Problem
Identify each line below containing the string "entreprise" and copy it.

** START Listed records **

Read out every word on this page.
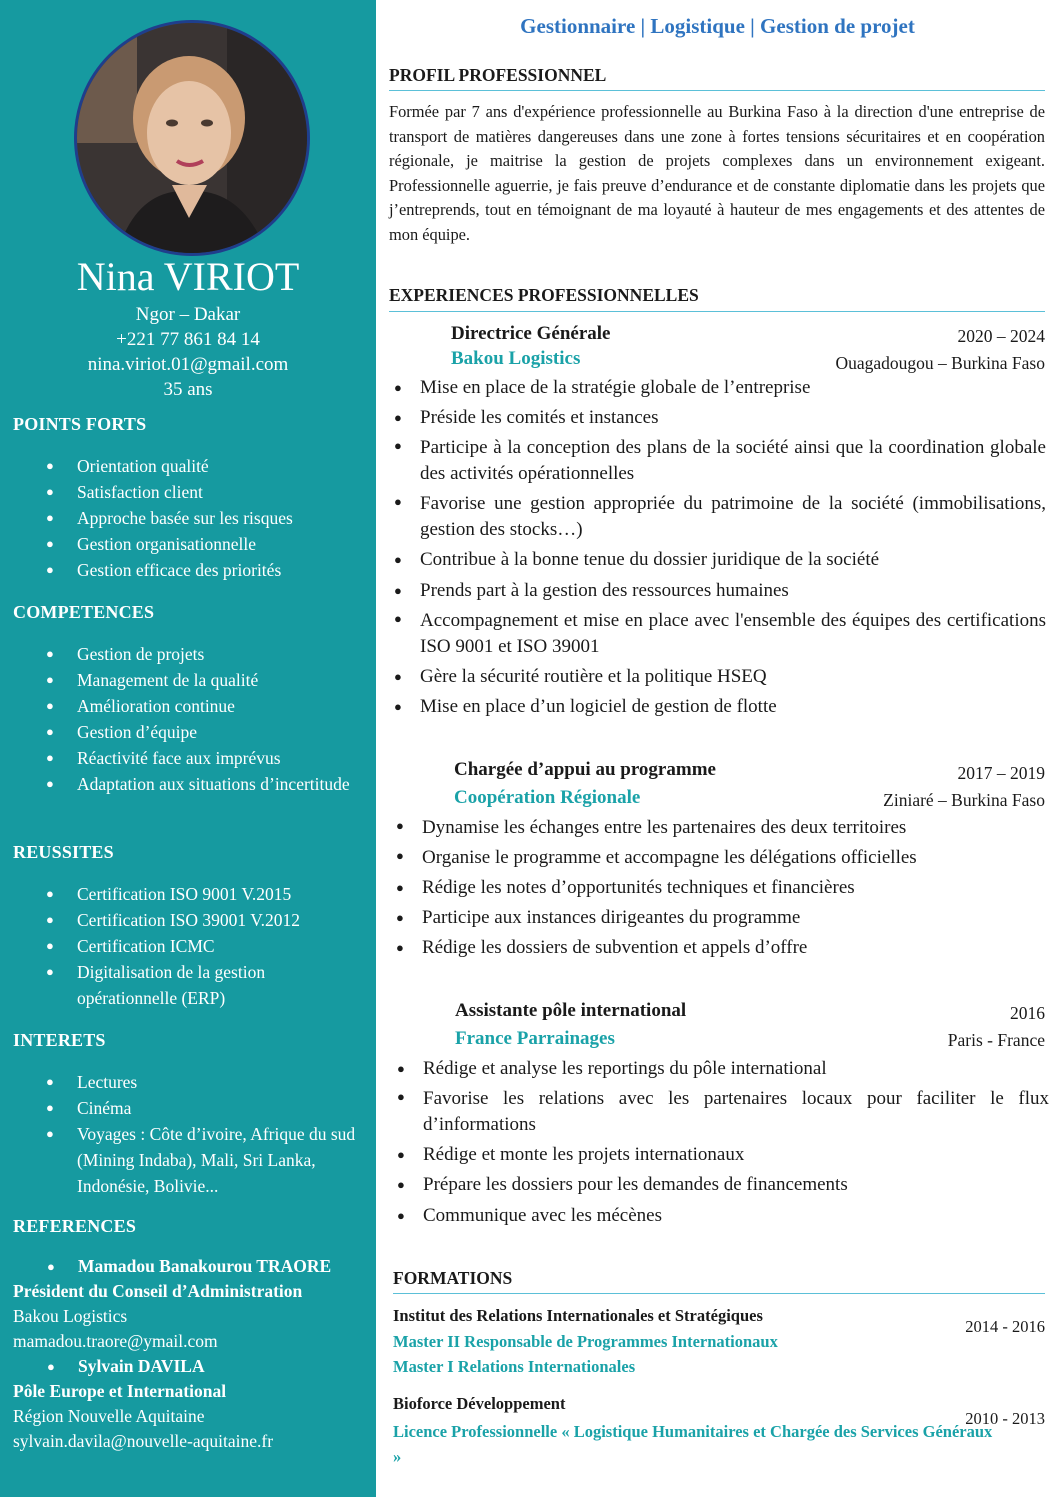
Nina VIRIOT
Ngor – Dakar
+221 77 861 84 14
nina.viriot.01@gmail.com
35 ans
POINTS FORTS
● Orientation qualité
● Satisfaction client
● Approche basée sur les risques
● Gestion organisationnelle
● Gestion efficace des priorités
COMPETENCES
● Gestion de projets
● Management de la qualité
● Amélioration continue
● Gestion d’équipe
● Réactivité face aux imprévus
● Adaptation aux situations d’incertitude
REUSSITES
● Certification ISO 9001 V.2015
● Certification ISO 39001 V.2012
● Certification ICMC
● Digitalisation de la gestion opérationnelle (ERP)
INTERETS
● Lectures
● Cinéma
● Voyages : Côte d’ivoire, Afrique du sud (Mining Indaba), Mali, Sri Lanka, Indonésie, Bolivie...
REFERENCES
● Mamadou Banakourou TRAORE
Président du Conseil d’Administration
Bakou Logistics
mamadou.traore@ymail.com
● Sylvain DAVILA
Pôle Europe et International
Région Nouvelle Aquitaine
sylvain.davila@nouvelle-aquitaine.fr
Gestionnaire | Logistique | Gestion de projet
PROFIL PROFESSIONNEL
Formée par 7 ans d'expérience professionnelle au Burkina Faso à la direction d'une entreprise de transport de matières dangereuses dans une zone à fortes tensions sécuritaires et en coopération régionale, je maitrise la gestion de projets complexes dans un environnement exigeant. Professionnelle aguerrie, je fais preuve d’endurance et de constante diplomatie dans les projets que j’entreprends, tout en témoignant de ma loyauté à hauteur de mes engagements et des attentes de mon équipe.
EXPERIENCES PROFESSIONNELLES
Directrice Générale	2020 – 2024
Bakou Logistics	Ouagadougou – Burkina Faso
● Mise en place de la stratégie globale de l’entreprise
● Préside les comités et instances
● Participe à la conception des plans de la société ainsi que la coordination globale des activités opérationnelles
● Favorise une gestion appropriée du patrimoine de la société (immobilisations, gestion des stocks…)
● Contribue à la bonne tenue du dossier juridique de la société
● Prends part à la gestion des ressources humaines
● Accompagnement et mise en place avec l'ensemble des équipes des certifications ISO 9001 et ISO 39001
● Gère la sécurité routière et la politique HSEQ
● Mise en place d’un logiciel de gestion de flotte
Chargée d’appui au programme	2017 – 2019
Coopération Régionale	Ziniaré – Burkina Faso
● Dynamise les échanges entre les partenaires des deux territoires
● Organise le programme et accompagne les délégations officielles
● Rédige les notes d’opportunités techniques et financières
● Participe aux instances dirigeantes du programme
● Rédige les dossiers de subvention et appels d’offre
Assistante pôle international	2016
France Parrainages	Paris - France
● Rédige et analyse les reportings du pôle international
● Favorise les relations avec les partenaires locaux pour faciliter le flux d’informations
● Rédige et monte les projets internationaux
● Prépare les dossiers pour les demandes de financements
● Communique avec les mécènes
FORMATIONS
Institut des Relations Internationales et Stratégiques
2014 - 2016
Master II Responsable de Programmes Internationaux
Master I Relations Internationales
Bioforce Développement
2010 - 2013
Licence Professionnelle « Logistique Humanitaires et Chargée des Services Généraux »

** END Listed records **

The solution
Formée par 7 ans d'expérience professionnelle au Burkina Faso à la direction d'une entreprise de transport de matières dangereuses dans une zone à fortes tensions sécuritaires et en coopération régionale, je maitrise la gestion de projets complexes dans un environnement exigeant. Professionnelle aguerrie, je fais preuve d’endurance et de constante diplomatie dans les projets que j’entreprends, tout en témoignant de ma loyauté à hauteur de mes engagements et des attentes de mon équipe.
● Mise en place de la stratégie globale de l’entreprise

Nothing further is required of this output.